═════ INPUT FOR THIS TASK
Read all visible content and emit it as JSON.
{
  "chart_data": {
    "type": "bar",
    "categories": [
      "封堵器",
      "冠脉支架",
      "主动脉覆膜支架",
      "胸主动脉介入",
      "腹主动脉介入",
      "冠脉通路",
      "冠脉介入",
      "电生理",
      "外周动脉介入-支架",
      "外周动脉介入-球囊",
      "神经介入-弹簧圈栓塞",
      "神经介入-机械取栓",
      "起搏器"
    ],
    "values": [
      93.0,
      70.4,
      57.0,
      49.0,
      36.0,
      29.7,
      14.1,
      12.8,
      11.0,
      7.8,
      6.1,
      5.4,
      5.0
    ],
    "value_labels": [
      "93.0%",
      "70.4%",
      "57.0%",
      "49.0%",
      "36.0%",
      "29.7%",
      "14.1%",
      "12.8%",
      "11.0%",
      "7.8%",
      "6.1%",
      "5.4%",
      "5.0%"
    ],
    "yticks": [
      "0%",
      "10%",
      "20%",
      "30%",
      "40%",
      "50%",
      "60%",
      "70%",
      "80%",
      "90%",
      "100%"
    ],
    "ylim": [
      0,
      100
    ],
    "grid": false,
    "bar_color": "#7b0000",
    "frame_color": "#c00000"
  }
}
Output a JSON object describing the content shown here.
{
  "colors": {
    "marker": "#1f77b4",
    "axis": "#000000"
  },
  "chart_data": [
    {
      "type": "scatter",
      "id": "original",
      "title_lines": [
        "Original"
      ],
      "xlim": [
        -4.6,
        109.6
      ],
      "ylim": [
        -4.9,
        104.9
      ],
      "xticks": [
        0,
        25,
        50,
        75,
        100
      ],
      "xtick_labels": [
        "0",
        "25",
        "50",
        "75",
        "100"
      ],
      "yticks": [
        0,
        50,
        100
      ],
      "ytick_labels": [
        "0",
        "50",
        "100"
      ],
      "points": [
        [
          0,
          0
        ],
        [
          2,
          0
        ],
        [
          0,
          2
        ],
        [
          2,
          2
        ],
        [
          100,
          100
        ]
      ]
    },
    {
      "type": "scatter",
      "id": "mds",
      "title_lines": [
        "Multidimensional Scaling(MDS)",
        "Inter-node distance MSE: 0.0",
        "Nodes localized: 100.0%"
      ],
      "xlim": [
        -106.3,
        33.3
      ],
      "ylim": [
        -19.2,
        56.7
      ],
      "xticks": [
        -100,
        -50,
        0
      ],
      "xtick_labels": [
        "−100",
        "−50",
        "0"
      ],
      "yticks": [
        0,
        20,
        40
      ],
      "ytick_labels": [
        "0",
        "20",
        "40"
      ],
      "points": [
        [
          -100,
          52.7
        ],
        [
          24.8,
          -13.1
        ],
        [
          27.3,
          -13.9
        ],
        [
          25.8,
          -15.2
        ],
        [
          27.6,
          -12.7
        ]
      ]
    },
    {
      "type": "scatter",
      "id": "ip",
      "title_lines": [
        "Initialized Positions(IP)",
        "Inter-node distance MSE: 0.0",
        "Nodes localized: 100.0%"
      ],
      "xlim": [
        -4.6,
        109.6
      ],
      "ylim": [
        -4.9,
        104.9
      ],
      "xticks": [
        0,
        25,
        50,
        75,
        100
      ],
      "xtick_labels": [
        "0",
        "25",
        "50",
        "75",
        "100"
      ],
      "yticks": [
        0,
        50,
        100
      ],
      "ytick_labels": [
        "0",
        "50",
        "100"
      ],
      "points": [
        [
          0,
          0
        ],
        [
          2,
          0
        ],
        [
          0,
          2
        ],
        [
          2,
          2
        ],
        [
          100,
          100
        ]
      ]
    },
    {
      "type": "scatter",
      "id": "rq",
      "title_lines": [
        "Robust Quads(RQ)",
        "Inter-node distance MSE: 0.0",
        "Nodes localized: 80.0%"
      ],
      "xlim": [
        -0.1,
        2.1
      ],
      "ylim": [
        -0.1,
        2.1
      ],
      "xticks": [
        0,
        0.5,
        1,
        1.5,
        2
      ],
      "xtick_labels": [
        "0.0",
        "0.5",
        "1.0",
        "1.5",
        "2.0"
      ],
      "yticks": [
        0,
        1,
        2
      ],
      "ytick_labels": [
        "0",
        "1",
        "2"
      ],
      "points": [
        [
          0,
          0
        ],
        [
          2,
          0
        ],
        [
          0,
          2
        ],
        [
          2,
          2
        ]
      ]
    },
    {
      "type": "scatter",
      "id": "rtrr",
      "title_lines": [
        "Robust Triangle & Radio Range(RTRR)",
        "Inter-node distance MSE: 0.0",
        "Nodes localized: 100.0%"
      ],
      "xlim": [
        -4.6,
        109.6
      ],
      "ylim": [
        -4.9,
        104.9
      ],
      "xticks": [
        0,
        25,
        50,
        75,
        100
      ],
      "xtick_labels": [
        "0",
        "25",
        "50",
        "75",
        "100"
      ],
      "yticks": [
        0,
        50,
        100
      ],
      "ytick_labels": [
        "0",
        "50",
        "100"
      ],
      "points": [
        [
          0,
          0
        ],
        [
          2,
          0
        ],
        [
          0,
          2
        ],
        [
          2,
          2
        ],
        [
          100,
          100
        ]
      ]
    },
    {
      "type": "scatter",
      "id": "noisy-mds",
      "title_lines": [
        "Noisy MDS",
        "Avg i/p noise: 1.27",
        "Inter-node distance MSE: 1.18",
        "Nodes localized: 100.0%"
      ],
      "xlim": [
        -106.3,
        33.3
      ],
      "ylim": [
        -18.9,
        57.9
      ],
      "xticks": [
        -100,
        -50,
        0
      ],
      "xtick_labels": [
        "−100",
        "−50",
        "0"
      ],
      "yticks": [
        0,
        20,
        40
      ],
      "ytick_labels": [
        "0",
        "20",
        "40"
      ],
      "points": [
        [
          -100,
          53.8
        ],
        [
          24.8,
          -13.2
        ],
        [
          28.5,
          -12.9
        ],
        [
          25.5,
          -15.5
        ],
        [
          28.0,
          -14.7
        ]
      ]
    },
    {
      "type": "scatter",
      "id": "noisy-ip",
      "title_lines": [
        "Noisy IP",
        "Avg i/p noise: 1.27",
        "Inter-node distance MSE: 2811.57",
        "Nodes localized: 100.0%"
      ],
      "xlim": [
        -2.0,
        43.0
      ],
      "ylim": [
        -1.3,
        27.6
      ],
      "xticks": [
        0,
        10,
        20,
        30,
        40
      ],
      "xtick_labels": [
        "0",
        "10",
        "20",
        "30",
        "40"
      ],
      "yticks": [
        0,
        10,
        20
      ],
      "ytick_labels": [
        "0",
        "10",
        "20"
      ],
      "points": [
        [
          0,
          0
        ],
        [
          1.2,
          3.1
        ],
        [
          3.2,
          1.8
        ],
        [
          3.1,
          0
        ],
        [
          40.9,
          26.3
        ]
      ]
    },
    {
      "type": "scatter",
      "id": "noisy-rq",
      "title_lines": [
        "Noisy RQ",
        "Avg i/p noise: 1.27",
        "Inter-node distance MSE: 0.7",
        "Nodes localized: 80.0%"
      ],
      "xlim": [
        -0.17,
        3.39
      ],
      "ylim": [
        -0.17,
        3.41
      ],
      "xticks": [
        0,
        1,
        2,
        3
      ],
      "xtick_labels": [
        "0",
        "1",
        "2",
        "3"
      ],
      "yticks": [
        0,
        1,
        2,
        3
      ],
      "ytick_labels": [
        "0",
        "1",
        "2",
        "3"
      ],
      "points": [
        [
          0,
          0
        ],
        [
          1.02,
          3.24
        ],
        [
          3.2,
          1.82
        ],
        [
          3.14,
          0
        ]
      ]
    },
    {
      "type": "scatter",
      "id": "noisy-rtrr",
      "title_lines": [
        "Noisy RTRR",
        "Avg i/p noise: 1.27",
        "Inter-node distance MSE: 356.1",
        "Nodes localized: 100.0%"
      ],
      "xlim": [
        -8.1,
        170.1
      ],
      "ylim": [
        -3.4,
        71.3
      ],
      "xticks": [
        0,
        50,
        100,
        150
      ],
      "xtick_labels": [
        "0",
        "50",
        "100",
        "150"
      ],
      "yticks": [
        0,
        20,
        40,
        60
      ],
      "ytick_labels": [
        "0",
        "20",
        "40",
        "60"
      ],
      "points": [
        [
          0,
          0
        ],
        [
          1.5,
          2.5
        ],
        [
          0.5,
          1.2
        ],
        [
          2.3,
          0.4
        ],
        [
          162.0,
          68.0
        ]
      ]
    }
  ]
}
══════════
◆ PROMPT:
Make a tally of the lines in this data that include the string "Robust", and answer with that tally alone.

◆ RESPONSE TO THE EXERCISE:
2